## BEGIN

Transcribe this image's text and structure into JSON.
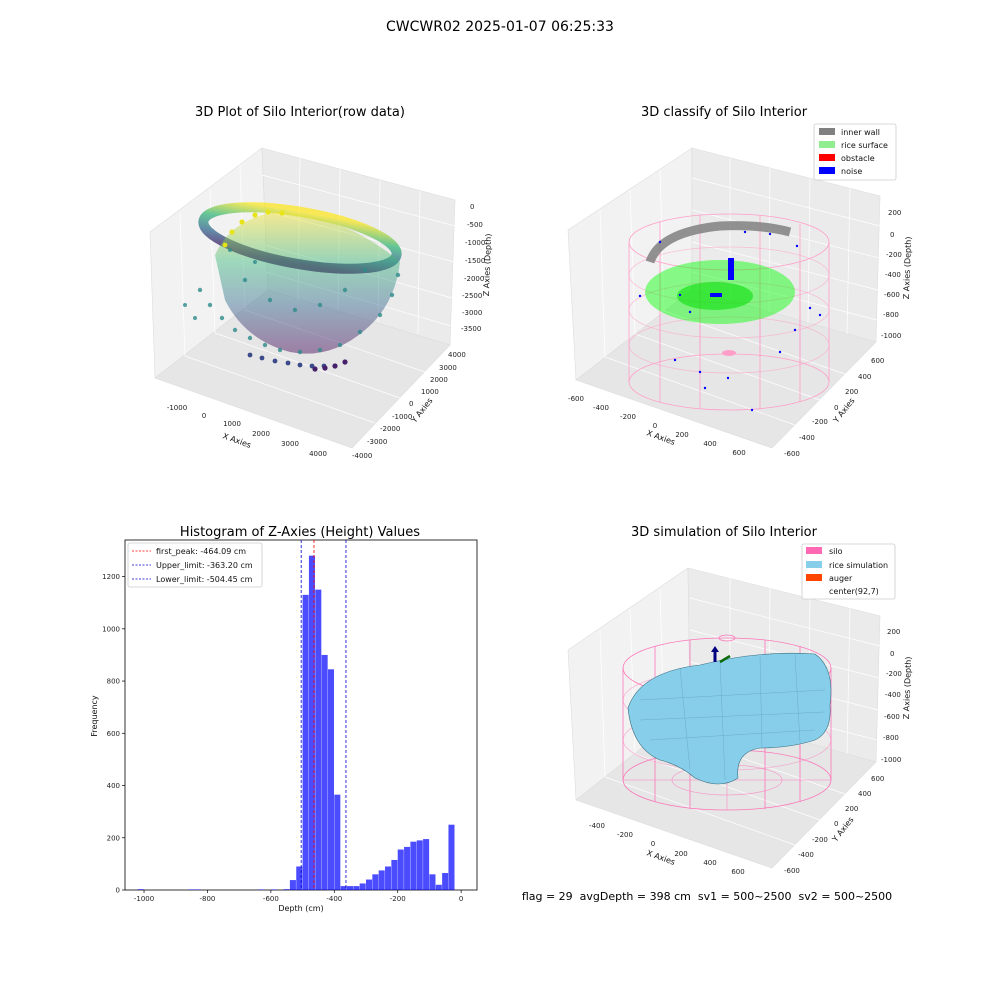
{
  "suptitle": "CWCWR02 2025-01-07 06:25:33",
  "colors": {
    "histogram": "#0000ff",
    "first_peak_line": "#ff0000",
    "limit_line": "#0000cc",
    "inner_wall": "#808080",
    "rice_surface": "#90ee90",
    "obstacle": "#ff0000",
    "noise": "#0000ff",
    "silo": "#ff69b4",
    "rice_simulation": "#87ceeb",
    "auger": "#ff4500"
  },
  "panel1": {
    "title": "3D Plot of Silo Interior(row data)",
    "x_label": "X Axies",
    "y_label": "Y Axies",
    "z_label": "Z Axies (Depth)",
    "x_ticks": [
      "-1000",
      "0",
      "1000",
      "2000",
      "3000",
      "4000"
    ],
    "y_ticks": [
      "4000",
      "3000",
      "2000",
      "1000",
      "0",
      "-1000",
      "-2000",
      "-3000",
      "-4000"
    ],
    "z_ticks": [
      "0",
      "-500",
      "-1000",
      "-1500",
      "-2000",
      "-2500",
      "-3000",
      "-3500"
    ]
  },
  "panel2": {
    "title": "3D classify of Silo Interior",
    "x_label": "X Axies",
    "y_label": "Y Axies",
    "z_label": "Z Axies (Depth)",
    "x_ticks": [
      "-600",
      "-400",
      "-200",
      "0",
      "200",
      "400",
      "600"
    ],
    "y_ticks": [
      "600",
      "400",
      "200",
      "0",
      "-200",
      "-400",
      "-600"
    ],
    "z_ticks": [
      "200",
      "0",
      "-200",
      "-400",
      "-600",
      "-800",
      "-1000"
    ],
    "legend": [
      "inner wall",
      "rice surface",
      "obstacle",
      "noise"
    ]
  },
  "panel4": {
    "title": "3D simulation of Silo Interior",
    "x_label": "X Axies",
    "y_label": "Y Axies",
    "z_label": "Z Axies (Depth)",
    "x_ticks": [
      "-400",
      "-200",
      "0",
      "200",
      "400",
      "600"
    ],
    "y_ticks": [
      "600",
      "400",
      "200",
      "0",
      "-200",
      "-400",
      "-600"
    ],
    "z_ticks": [
      "200",
      "0",
      "-200",
      "-400",
      "-600",
      "-800",
      "-1000"
    ],
    "legend": [
      "silo",
      "rice simulation",
      "auger",
      "center(92,7)"
    ]
  },
  "chart_data": [
    {
      "type": "bar",
      "title": "Histogram of Z-Axies (Height) Values",
      "xlabel": "Depth (cm)",
      "ylabel": "Frequency",
      "xlim": [
        -1060,
        50
      ],
      "ylim": [
        0,
        1340
      ],
      "x_ticks": [
        -1000,
        -800,
        -600,
        -400,
        -200,
        0
      ],
      "y_ticks": [
        0,
        200,
        400,
        600,
        800,
        1000,
        1200
      ],
      "bin_width": 20,
      "bins": [
        {
          "x": -1010,
          "y": 3
        },
        {
          "x": -850,
          "y": 2
        },
        {
          "x": -830,
          "y": 2
        },
        {
          "x": -630,
          "y": 2
        },
        {
          "x": -590,
          "y": 2
        },
        {
          "x": -550,
          "y": 3
        },
        {
          "x": -530,
          "y": 38
        },
        {
          "x": -510,
          "y": 90
        },
        {
          "x": -490,
          "y": 1130
        },
        {
          "x": -470,
          "y": 1280
        },
        {
          "x": -450,
          "y": 1150
        },
        {
          "x": -430,
          "y": 900
        },
        {
          "x": -410,
          "y": 845
        },
        {
          "x": -390,
          "y": 365
        },
        {
          "x": -370,
          "y": 15
        },
        {
          "x": -350,
          "y": 15
        },
        {
          "x": -330,
          "y": 15
        },
        {
          "x": -310,
          "y": 25
        },
        {
          "x": -290,
          "y": 40
        },
        {
          "x": -270,
          "y": 60
        },
        {
          "x": -250,
          "y": 75
        },
        {
          "x": -230,
          "y": 90
        },
        {
          "x": -210,
          "y": 115
        },
        {
          "x": -190,
          "y": 155
        },
        {
          "x": -170,
          "y": 165
        },
        {
          "x": -150,
          "y": 185
        },
        {
          "x": -130,
          "y": 190
        },
        {
          "x": -110,
          "y": 195
        },
        {
          "x": -90,
          "y": 60
        },
        {
          "x": -70,
          "y": 20
        },
        {
          "x": -50,
          "y": 65
        },
        {
          "x": -30,
          "y": 250
        }
      ],
      "lines": [
        {
          "label": "first_peak: -464.09 cm",
          "x": -464.09,
          "color": "#ff0000"
        },
        {
          "label": "Upper_limit: -363.20 cm",
          "x": -363.2,
          "color": "#0000cc"
        },
        {
          "label": "Lower_limit: -504.45 cm",
          "x": -504.45,
          "color": "#0000cc"
        }
      ],
      "legend_position": "top-left"
    }
  ],
  "footer": {
    "text": "flag = 29  avgDepth = 398 cm  sv1 = 500~2500  sv2 = 500~2500"
  }
}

## END

- What you will do:
Write out all the records again, exactly, minus any pictures.

- Exercise answer:
Transcribe this image's text and structure into JSON.
{
  "suptitle": "CWCWR02 2025-01-07 06:25:33",
  "colors": {
    "histogram": "#0000ff",
    "first_peak_line": "#ff0000",
    "limit_line": "#0000cc",
    "inner_wall": "#808080",
    "rice_surface": "#90ee90",
    "obstacle": "#ff0000",
    "noise": "#0000ff",
    "silo": "#ff69b4",
    "rice_simulation": "#87ceeb",
    "auger": "#ff4500"
  },
  "panel1": {
    "title": "3D Plot of Silo Interior(row data)",
    "x_label": "X Axies",
    "y_label": "Y Axies",
    "z_label": "Z Axies (Depth)",
    "x_ticks": [
      "-1000",
      "0",
      "1000",
      "2000",
      "3000",
      "4000"
    ],
    "y_ticks": [
      "4000",
      "3000",
      "2000",
      "1000",
      "0",
      "-1000",
      "-2000",
      "-3000",
      "-4000"
    ],
    "z_ticks": [
      "0",
      "-500",
      "-1000",
      "-1500",
      "-2000",
      "-2500",
      "-3000",
      "-3500"
    ]
  },
  "panel2": {
    "title": "3D classify of Silo Interior",
    "x_label": "X Axies",
    "y_label": "Y Axies",
    "z_label": "Z Axies (Depth)",
    "x_ticks": [
      "-600",
      "-400",
      "-200",
      "0",
      "200",
      "400",
      "600"
    ],
    "y_ticks": [
      "600",
      "400",
      "200",
      "0",
      "-200",
      "-400",
      "-600"
    ],
    "z_ticks": [
      "200",
      "0",
      "-200",
      "-400",
      "-600",
      "-800",
      "-1000"
    ],
    "legend": [
      "inner wall",
      "rice surface",
      "obstacle",
      "noise"
    ]
  },
  "panel4": {
    "title": "3D simulation of Silo Interior",
    "x_label": "X Axies",
    "y_label": "Y Axies",
    "z_label": "Z Axies (Depth)",
    "x_ticks": [
      "-400",
      "-200",
      "0",
      "200",
      "400",
      "600"
    ],
    "y_ticks": [
      "600",
      "400",
      "200",
      "0",
      "-200",
      "-400",
      "-600"
    ],
    "z_ticks": [
      "200",
      "0",
      "-200",
      "-400",
      "-600",
      "-800",
      "-1000"
    ],
    "legend": [
      "silo",
      "rice simulation",
      "auger",
      "center(92,7)"
    ]
  },
  "chart_data": [
    {
      "type": "bar",
      "title": "Histogram of Z-Axies (Height) Values",
      "xlabel": "Depth (cm)",
      "ylabel": "Frequency",
      "xlim": [
        -1060,
        50
      ],
      "ylim": [
        0,
        1340
      ],
      "x_ticks": [
        -1000,
        -800,
        -600,
        -400,
        -200,
        0
      ],
      "y_ticks": [
        0,
        200,
        400,
        600,
        800,
        1000,
        1200
      ],
      "bin_width": 20,
      "bins": [
        {
          "x": -1010,
          "y": 3
        },
        {
          "x": -850,
          "y": 2
        },
        {
          "x": -830,
          "y": 2
        },
        {
          "x": -630,
          "y": 2
        },
        {
          "x": -590,
          "y": 2
        },
        {
          "x": -550,
          "y": 3
        },
        {
          "x": -530,
          "y": 38
        },
        {
          "x": -510,
          "y": 90
        },
        {
          "x": -490,
          "y": 1130
        },
        {
          "x": -470,
          "y": 1280
        },
        {
          "x": -450,
          "y": 1150
        },
        {
          "x": -430,
          "y": 900
        },
        {
          "x": -410,
          "y": 845
        },
        {
          "x": -390,
          "y": 365
        },
        {
          "x": -370,
          "y": 15
        },
        {
          "x": -350,
          "y": 15
        },
        {
          "x": -330,
          "y": 15
        },
        {
          "x": -310,
          "y": 25
        },
        {
          "x": -290,
          "y": 40
        },
        {
          "x": -270,
          "y": 60
        },
        {
          "x": -250,
          "y": 75
        },
        {
          "x": -230,
          "y": 90
        },
        {
          "x": -210,
          "y": 115
        },
        {
          "x": -190,
          "y": 155
        },
        {
          "x": -170,
          "y": 165
        },
        {
          "x": -150,
          "y": 185
        },
        {
          "x": -130,
          "y": 190
        },
        {
          "x": -110,
          "y": 195
        },
        {
          "x": -90,
          "y": 60
        },
        {
          "x": -70,
          "y": 20
        },
        {
          "x": -50,
          "y": 65
        },
        {
          "x": -30,
          "y": 250
        }
      ],
      "lines": [
        {
          "label": "first_peak: -464.09 cm",
          "x": -464.09,
          "color": "#ff0000"
        },
        {
          "label": "Upper_limit: -363.20 cm",
          "x": -363.2,
          "color": "#0000cc"
        },
        {
          "label": "Lower_limit: -504.45 cm",
          "x": -504.45,
          "color": "#0000cc"
        }
      ],
      "legend_position": "top-left"
    }
  ],
  "footer": {
    "text": "flag = 29  avgDepth = 398 cm  sv1 = 500~2500  sv2 = 500~2500"
  }
}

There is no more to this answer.